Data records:
------------------------------------------------------------

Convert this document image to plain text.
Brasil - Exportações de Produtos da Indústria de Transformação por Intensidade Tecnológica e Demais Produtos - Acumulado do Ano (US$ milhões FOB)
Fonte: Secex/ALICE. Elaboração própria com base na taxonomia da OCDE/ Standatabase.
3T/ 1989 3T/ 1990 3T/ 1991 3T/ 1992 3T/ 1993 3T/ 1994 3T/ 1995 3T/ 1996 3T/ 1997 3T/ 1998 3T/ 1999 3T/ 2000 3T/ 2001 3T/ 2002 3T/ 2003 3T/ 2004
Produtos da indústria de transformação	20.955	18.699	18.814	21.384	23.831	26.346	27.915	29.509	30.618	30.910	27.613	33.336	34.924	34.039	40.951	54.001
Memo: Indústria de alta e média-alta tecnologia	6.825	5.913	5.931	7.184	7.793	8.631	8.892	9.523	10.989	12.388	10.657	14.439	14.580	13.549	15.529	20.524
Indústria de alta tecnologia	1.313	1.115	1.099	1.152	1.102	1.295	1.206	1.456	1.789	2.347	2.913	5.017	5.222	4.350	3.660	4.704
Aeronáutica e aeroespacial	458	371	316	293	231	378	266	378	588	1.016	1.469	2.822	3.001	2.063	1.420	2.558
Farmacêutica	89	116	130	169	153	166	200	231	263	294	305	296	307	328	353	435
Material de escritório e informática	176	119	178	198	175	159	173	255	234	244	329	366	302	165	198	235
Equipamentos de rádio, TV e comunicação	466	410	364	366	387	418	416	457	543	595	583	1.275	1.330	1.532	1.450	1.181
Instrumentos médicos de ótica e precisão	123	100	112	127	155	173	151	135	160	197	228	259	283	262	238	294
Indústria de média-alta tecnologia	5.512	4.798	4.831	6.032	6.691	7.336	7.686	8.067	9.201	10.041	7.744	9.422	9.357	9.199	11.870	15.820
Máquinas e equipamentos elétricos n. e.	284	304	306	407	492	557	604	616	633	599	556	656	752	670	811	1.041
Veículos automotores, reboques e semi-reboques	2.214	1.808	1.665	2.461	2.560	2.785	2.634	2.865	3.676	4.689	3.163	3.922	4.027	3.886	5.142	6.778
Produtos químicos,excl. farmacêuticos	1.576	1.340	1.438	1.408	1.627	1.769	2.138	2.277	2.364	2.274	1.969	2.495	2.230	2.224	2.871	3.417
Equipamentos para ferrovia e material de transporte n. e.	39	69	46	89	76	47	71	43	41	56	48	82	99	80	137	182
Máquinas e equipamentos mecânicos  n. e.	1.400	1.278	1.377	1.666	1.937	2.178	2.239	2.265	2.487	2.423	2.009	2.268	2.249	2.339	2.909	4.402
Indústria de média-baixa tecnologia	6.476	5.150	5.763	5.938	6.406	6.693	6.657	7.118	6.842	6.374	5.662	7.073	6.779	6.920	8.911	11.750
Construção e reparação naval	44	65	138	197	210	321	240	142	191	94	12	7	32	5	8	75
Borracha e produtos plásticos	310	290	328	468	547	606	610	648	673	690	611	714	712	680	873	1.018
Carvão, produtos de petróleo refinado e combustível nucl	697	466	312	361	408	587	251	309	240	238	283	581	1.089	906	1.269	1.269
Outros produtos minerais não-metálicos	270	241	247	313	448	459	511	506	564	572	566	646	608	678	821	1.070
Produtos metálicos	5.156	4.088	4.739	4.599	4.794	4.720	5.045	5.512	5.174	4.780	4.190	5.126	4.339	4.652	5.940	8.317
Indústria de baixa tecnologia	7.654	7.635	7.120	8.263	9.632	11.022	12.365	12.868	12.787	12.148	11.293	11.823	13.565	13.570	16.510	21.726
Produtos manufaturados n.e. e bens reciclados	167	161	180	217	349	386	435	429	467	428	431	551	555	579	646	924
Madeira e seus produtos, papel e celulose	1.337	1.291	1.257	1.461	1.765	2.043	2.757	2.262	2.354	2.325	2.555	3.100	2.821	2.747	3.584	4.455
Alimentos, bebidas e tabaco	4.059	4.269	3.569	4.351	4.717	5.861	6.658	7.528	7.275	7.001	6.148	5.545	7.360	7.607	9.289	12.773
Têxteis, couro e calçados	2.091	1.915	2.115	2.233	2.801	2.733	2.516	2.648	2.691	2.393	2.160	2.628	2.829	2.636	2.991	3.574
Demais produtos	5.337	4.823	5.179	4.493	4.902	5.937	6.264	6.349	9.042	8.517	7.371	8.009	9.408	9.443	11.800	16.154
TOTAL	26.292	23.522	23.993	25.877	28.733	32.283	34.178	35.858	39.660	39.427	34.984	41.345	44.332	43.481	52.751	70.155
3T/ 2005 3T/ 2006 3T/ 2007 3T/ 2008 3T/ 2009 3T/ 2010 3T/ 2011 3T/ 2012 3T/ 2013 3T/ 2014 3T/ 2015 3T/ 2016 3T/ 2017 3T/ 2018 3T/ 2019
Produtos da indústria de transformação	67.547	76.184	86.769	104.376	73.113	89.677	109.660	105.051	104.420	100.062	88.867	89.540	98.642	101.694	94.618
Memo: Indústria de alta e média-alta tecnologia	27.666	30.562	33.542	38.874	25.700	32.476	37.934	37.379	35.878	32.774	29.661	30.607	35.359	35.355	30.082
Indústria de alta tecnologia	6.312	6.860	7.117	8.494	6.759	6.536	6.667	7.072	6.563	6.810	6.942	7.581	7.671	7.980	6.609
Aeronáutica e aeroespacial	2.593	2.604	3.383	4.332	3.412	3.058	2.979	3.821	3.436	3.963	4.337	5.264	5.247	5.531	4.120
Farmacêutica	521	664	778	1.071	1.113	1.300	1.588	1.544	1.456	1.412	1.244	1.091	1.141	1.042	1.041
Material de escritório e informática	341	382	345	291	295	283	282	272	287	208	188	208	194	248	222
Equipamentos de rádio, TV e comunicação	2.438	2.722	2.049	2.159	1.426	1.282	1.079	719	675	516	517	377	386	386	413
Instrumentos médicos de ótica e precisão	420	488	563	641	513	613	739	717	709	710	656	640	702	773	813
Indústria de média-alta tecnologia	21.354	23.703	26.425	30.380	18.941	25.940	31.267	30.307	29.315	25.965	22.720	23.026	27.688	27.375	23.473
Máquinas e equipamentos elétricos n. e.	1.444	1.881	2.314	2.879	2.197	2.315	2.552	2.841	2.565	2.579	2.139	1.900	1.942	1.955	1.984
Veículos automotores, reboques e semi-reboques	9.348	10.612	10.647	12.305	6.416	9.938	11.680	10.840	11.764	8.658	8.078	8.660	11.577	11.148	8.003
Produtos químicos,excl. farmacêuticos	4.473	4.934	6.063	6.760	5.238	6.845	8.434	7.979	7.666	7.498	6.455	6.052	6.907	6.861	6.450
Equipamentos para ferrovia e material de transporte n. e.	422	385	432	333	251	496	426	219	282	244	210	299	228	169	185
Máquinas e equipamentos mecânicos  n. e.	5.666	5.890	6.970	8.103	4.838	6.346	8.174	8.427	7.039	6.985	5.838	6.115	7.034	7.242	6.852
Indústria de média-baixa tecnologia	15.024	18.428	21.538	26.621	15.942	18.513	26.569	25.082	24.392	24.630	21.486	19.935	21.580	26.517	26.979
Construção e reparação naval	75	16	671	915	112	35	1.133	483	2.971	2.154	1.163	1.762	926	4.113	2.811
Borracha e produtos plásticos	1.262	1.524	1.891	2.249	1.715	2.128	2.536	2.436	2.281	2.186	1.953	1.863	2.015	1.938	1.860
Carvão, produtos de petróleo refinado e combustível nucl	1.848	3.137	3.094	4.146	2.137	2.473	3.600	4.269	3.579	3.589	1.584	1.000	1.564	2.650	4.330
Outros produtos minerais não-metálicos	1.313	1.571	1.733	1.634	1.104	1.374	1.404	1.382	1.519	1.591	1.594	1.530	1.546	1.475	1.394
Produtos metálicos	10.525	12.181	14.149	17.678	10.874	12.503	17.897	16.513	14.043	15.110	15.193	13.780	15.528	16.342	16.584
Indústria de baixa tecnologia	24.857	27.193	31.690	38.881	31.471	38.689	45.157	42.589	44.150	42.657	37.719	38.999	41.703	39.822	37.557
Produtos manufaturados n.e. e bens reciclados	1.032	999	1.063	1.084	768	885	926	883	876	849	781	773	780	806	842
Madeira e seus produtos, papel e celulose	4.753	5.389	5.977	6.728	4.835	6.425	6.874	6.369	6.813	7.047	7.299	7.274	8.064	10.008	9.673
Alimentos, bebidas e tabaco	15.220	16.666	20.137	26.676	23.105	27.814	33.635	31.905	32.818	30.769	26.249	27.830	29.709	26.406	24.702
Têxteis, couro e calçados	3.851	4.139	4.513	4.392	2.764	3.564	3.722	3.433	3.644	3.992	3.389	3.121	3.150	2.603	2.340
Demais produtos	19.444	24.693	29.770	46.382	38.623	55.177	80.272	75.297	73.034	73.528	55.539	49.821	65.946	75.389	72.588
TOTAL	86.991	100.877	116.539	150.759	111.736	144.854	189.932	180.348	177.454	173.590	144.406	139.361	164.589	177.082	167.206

------------------------------------------------------------

Using the entries above, tally how many lines have the word "Madeira" in them; write the number and nothing more.

Correct result => 2